*TO BE DONE*.
Give the listing again in full, exactly as written.

— start of RECORDS TO PROCESS —

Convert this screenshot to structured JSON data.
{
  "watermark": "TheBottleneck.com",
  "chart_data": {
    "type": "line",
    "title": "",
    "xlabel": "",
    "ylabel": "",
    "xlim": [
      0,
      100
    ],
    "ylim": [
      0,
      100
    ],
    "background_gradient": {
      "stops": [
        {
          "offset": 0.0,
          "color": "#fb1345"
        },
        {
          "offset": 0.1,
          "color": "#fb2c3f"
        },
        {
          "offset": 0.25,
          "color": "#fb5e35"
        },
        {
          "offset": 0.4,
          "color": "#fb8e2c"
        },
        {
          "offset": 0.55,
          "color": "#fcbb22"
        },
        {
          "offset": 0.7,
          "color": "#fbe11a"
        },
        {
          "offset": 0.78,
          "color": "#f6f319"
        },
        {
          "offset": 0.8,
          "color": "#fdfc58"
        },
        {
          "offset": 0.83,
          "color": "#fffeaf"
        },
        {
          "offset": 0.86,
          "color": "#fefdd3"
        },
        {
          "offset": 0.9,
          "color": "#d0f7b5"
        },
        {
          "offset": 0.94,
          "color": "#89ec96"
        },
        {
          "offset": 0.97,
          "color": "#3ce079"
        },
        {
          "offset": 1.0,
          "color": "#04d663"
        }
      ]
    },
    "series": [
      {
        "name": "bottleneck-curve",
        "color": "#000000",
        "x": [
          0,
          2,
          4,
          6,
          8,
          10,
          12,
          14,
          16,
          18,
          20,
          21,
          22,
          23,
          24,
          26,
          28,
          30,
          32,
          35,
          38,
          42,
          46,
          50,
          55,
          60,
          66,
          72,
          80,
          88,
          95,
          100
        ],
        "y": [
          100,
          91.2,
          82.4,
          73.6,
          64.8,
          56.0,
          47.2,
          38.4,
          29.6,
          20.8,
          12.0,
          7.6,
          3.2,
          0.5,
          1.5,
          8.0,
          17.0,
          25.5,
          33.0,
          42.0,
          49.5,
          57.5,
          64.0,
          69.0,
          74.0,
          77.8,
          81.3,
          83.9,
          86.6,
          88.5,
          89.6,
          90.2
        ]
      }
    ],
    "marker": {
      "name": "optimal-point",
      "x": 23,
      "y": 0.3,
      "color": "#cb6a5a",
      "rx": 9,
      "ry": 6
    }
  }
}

— end of RECORDS TO PROCESS —

*THE COMPLETED TASK*.
Convert this screenshot to structured JSON data.
{
  "watermark": "TheBottleneck.com",
  "chart_data": {
    "type": "line",
    "title": "",
    "xlabel": "",
    "ylabel": "",
    "xlim": [
      0,
      100
    ],
    "ylim": [
      0,
      100
    ],
    "background_gradient": {
      "stops": [
        {
          "offset": 0.0,
          "color": "#fb1345"
        },
        {
          "offset": 0.1,
          "color": "#fb2c3f"
        },
        {
          "offset": 0.25,
          "color": "#fb5e35"
        },
        {
          "offset": 0.4,
          "color": "#fb8e2c"
        },
        {
          "offset": 0.55,
          "color": "#fcbb22"
        },
        {
          "offset": 0.7,
          "color": "#fbe11a"
        },
        {
          "offset": 0.78,
          "color": "#f6f319"
        },
        {
          "offset": 0.8,
          "color": "#fdfc58"
        },
        {
          "offset": 0.83,
          "color": "#fffeaf"
        },
        {
          "offset": 0.86,
          "color": "#fefdd3"
        },
        {
          "offset": 0.9,
          "color": "#d0f7b5"
        },
        {
          "offset": 0.94,
          "color": "#89ec96"
        },
        {
          "offset": 0.97,
          "color": "#3ce079"
        },
        {
          "offset": 1.0,
          "color": "#04d663"
        }
      ]
    },
    "series": [
      {
        "name": "bottleneck-curve",
        "color": "#000000",
        "x": [
          0,
          2,
          4,
          6,
          8,
          10,
          12,
          14,
          16,
          18,
          20,
          21,
          22,
          23,
          24,
          26,
          28,
          30,
          32,
          35,
          38,
          42,
          46,
          50,
          55,
          60,
          66,
          72,
          80,
          88,
          95,
          100
        ],
        "y": [
          100,
          91.2,
          82.4,
          73.6,
          64.8,
          56.0,
          47.2,
          38.4,
          29.6,
          20.8,
          12.0,
          7.6,
          3.2,
          0.5,
          1.5,
          8.0,
          17.0,
          25.5,
          33.0,
          42.0,
          49.5,
          57.5,
          64.0,
          69.0,
          74.0,
          77.8,
          81.3,
          83.9,
          86.6,
          88.5,
          89.6,
          90.2
        ]
      }
    ],
    "marker": {
      "name": "optimal-point",
      "x": 23,
      "y": 0.3,
      "color": "#cb6a5a",
      "rx": 9,
      "ry": 6
    }
  }
}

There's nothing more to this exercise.